» **CHALLENGE**: Copy the records from the beginning through the line with "text-line: sie strewben", changing every "text-line" to "print-line" and leaving all else unchanged.

» **INFORMATION GIVEN**:
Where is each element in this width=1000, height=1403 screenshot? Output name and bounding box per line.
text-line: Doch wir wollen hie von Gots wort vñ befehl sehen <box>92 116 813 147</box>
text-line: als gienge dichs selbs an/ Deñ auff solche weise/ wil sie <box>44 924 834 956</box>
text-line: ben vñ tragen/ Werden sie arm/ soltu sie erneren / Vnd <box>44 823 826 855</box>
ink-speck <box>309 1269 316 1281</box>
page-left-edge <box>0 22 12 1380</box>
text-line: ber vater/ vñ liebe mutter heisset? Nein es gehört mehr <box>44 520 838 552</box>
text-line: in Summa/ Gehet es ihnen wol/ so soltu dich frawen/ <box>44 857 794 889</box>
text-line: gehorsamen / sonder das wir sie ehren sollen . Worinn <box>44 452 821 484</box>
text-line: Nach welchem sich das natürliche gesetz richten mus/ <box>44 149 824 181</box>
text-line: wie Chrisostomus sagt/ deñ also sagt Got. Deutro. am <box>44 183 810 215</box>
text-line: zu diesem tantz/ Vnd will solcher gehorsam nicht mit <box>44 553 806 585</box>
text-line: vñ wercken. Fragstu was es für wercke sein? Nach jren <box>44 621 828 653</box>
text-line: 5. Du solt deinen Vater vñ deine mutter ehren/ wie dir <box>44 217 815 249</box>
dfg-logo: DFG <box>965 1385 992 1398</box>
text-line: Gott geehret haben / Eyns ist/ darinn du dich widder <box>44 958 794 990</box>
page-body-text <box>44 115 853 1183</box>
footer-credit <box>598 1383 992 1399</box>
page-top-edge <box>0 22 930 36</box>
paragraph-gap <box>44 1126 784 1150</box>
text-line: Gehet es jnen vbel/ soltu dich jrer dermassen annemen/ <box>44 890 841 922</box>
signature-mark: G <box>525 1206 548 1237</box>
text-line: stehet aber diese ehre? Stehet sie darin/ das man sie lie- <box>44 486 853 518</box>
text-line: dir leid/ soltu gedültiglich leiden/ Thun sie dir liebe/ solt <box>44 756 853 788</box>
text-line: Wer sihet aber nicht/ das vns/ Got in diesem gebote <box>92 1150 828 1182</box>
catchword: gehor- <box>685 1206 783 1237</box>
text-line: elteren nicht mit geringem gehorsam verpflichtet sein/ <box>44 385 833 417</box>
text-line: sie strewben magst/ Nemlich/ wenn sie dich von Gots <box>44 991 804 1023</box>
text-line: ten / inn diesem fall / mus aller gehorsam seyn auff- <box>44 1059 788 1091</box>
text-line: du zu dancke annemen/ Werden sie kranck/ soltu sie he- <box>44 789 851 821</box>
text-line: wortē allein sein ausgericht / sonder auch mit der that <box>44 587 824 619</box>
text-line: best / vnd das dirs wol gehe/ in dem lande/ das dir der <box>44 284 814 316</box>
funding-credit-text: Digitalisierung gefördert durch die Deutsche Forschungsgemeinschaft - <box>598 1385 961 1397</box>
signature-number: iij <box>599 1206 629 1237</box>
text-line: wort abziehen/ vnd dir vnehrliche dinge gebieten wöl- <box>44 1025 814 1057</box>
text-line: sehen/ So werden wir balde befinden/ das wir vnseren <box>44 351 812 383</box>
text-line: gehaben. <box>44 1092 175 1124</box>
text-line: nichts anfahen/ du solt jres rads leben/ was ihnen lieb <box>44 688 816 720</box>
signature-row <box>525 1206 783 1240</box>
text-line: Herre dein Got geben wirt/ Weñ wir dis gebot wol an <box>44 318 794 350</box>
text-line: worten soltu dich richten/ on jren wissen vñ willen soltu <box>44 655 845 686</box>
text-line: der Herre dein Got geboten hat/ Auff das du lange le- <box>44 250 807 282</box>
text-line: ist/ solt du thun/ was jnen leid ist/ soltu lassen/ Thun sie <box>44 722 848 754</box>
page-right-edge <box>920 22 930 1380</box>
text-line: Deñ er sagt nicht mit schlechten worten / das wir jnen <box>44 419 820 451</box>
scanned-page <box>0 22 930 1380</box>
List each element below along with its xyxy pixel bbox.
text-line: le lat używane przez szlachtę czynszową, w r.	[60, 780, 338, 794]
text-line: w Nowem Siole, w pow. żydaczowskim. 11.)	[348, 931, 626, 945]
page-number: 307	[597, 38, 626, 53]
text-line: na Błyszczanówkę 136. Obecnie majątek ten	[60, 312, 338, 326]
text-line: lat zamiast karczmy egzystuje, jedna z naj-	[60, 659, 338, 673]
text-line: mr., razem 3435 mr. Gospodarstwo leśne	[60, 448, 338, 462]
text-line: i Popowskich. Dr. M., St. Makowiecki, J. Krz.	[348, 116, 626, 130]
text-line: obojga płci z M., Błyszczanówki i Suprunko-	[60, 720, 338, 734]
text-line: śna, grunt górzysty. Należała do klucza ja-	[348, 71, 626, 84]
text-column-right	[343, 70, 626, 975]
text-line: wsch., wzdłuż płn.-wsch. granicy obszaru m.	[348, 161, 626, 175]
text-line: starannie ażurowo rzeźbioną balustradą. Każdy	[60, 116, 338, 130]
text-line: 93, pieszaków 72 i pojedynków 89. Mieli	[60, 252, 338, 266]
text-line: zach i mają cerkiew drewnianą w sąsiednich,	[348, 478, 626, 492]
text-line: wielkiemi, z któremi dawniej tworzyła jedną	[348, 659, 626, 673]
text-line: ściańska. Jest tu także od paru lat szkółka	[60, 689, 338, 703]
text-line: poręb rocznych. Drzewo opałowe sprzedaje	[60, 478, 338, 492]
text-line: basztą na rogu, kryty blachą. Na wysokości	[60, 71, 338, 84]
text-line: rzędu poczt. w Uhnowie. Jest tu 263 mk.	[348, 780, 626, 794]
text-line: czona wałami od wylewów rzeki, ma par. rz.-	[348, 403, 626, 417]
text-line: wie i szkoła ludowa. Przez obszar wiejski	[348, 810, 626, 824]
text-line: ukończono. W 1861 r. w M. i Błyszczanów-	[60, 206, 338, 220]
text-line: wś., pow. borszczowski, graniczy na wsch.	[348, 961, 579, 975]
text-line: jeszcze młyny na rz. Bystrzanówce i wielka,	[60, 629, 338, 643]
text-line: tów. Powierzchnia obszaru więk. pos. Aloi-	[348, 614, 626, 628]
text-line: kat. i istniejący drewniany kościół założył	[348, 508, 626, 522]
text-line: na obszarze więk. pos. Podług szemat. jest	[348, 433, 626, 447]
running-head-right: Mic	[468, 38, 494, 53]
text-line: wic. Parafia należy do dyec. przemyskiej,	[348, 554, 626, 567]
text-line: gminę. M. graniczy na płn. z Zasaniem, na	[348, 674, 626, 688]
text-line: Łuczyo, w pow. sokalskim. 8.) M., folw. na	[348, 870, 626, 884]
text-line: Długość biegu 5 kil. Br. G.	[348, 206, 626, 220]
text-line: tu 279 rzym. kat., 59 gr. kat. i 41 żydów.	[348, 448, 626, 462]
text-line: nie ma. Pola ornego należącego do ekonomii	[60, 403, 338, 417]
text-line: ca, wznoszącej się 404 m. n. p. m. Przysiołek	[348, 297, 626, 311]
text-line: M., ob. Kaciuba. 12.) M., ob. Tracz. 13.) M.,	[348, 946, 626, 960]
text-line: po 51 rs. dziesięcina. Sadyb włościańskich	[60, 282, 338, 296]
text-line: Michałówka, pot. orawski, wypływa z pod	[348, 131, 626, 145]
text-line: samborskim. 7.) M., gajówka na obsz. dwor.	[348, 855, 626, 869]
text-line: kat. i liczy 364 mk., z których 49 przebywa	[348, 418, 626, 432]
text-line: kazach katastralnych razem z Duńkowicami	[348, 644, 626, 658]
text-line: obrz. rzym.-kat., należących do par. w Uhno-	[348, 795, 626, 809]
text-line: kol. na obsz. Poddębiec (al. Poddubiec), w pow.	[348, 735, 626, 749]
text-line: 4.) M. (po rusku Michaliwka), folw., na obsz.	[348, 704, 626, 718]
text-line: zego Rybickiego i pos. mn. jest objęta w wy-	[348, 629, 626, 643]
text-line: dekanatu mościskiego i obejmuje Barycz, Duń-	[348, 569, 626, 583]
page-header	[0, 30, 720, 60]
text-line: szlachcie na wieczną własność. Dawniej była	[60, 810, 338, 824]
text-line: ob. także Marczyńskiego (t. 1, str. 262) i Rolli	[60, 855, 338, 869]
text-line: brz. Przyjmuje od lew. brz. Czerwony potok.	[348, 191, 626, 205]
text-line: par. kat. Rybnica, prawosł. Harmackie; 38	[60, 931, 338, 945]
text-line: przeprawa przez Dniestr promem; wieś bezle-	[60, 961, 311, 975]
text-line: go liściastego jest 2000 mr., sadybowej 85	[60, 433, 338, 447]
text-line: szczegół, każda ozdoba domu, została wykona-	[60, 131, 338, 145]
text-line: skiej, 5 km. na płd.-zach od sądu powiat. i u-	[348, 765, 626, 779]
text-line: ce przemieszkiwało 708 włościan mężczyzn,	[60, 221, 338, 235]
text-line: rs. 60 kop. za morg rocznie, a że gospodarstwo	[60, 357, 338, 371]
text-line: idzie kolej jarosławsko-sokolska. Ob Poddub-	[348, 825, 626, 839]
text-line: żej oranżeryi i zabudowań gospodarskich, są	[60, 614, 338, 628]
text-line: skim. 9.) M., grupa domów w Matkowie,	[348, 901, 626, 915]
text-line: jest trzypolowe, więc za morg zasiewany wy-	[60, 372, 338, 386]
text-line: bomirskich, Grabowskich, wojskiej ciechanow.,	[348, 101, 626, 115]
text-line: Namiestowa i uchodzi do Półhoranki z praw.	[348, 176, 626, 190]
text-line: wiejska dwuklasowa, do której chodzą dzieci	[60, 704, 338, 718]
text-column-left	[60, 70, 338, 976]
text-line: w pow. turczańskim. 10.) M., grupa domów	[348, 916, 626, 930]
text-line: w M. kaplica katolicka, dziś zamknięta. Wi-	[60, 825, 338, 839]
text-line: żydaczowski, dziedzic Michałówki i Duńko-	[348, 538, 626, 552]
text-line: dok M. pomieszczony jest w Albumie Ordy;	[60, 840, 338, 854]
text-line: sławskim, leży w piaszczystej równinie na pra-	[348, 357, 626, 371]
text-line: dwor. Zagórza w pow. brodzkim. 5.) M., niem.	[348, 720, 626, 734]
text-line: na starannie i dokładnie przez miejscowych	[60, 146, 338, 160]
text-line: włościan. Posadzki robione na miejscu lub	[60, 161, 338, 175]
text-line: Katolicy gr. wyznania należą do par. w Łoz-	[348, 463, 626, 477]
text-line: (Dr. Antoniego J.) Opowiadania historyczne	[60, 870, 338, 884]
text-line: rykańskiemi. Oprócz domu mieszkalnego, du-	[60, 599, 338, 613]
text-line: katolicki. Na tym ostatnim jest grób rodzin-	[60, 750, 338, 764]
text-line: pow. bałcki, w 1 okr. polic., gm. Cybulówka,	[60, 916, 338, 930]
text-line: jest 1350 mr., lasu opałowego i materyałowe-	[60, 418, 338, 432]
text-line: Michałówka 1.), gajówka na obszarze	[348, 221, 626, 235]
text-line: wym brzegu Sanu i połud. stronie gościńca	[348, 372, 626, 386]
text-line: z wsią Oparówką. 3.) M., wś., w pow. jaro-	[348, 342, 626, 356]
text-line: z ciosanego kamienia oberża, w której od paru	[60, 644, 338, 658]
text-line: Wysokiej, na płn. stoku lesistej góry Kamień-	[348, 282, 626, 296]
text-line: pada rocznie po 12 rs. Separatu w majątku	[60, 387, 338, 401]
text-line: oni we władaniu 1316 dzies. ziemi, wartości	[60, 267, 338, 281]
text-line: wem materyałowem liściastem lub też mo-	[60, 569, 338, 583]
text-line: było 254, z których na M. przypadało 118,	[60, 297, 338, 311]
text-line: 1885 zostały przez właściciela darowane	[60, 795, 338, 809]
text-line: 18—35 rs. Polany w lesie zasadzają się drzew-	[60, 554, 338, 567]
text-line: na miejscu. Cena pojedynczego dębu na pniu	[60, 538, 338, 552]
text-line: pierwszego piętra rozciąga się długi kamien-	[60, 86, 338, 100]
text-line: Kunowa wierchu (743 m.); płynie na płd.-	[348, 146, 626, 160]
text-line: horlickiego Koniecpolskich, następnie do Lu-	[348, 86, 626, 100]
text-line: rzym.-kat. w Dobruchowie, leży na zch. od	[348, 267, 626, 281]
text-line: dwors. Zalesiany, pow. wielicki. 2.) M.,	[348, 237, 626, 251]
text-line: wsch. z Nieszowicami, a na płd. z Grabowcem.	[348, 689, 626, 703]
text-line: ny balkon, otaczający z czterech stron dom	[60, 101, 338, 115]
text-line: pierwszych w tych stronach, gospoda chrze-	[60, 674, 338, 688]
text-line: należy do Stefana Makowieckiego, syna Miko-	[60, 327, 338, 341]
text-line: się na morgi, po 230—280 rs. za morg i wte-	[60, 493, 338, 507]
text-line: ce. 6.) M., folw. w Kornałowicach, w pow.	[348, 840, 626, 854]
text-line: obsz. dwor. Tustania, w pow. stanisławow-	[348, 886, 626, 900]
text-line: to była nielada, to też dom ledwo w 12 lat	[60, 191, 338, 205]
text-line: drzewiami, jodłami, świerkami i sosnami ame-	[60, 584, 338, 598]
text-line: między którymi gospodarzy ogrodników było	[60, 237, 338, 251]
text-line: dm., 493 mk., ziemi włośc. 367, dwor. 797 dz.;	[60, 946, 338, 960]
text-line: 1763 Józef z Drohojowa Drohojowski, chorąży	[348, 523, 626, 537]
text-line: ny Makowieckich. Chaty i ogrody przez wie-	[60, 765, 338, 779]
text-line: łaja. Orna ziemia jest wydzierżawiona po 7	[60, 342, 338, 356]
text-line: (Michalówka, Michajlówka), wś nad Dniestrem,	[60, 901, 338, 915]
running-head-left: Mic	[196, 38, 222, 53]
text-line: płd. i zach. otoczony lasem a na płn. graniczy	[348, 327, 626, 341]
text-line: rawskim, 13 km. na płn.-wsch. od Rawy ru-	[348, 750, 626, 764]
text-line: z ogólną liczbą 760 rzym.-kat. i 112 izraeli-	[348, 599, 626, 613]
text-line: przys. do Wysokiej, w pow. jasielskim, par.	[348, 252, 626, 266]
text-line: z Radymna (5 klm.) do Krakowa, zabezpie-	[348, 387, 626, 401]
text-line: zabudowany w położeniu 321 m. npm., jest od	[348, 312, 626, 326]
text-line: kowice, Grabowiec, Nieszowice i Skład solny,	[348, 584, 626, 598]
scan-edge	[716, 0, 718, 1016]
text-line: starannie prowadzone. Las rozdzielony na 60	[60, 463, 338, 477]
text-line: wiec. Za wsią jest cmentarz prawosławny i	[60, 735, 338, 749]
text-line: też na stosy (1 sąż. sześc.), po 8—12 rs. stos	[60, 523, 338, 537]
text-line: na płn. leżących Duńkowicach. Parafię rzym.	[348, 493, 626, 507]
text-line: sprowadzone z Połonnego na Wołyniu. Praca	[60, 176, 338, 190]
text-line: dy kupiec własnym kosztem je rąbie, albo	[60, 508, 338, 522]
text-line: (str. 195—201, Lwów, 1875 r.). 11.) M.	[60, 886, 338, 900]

» **CORRECT RESPONSE**:
Where is each element in this width=1000, height=1403 screenshot? Output name and bounding box per line.
print-line: Doch wir wollen hie von Gots wort vñ befehl sehen <box>92 116 813 147</box>
print-line: als gienge dichs selbs an/ Deñ auff solche weise/ wil sie <box>44 924 834 956</box>
print-line: ben vñ tragen/ Werden sie arm/ soltu sie erneren / Vnd <box>44 823 826 855</box>
ink-speck <box>309 1269 316 1281</box>
page-left-edge <box>0 22 12 1380</box>
print-line: ber vater/ vñ liebe mutter heisset? Nein es gehört mehr <box>44 520 838 552</box>
print-line: in Summa/ Gehet es ihnen wol/ so soltu dich frawen/ <box>44 857 794 889</box>
print-line: gehorsamen / sonder das wir sie ehren sollen . Worinn <box>44 452 821 484</box>
print-line: Nach welchem sich das natürliche gesetz richten mus/ <box>44 149 824 181</box>
print-line: wie Chrisostomus sagt/ deñ also sagt Got. Deutro. am <box>44 183 810 215</box>
print-line: zu diesem tantz/ Vnd will solcher gehorsam nicht mit <box>44 553 806 585</box>
print-line: vñ wercken. Fragstu was es für wercke sein? Nach jren <box>44 621 828 653</box>
print-line: 5. Du solt deinen Vater vñ deine mutter ehren/ wie dir <box>44 217 815 249</box>
dfg-logo: DFG <box>965 1385 992 1398</box>
print-line: Gott geehret haben / Eyns ist/ darinn du dich widder <box>44 958 794 990</box>
page-body-text <box>44 115 853 1183</box>
footer-credit <box>598 1383 992 1399</box>
page-top-edge <box>0 22 930 36</box>
paragraph-gap <box>44 1126 784 1150</box>
print-line: Gehet es jnen vbel/ soltu dich jrer dermassen annemen/ <box>44 890 841 922</box>
signature-mark: G <box>525 1206 548 1237</box>
print-line: stehet aber diese ehre? Stehet sie darin/ das man sie lie- <box>44 486 853 518</box>
print-line: dir leid/ soltu gedültiglich leiden/ Thun sie dir liebe/ solt <box>44 756 853 788</box>
print-line: Wer sihet aber nicht/ das vns/ Got in diesem gebote <box>92 1150 828 1182</box>
catchword: gehor- <box>685 1206 783 1237</box>
print-line: elteren nicht mit geringem gehorsam verpflichtet sein/ <box>44 385 833 417</box>
print-line: sie strewben magst/ Nemlich/ wenn sie dich von Gots <box>44 991 804 1023</box>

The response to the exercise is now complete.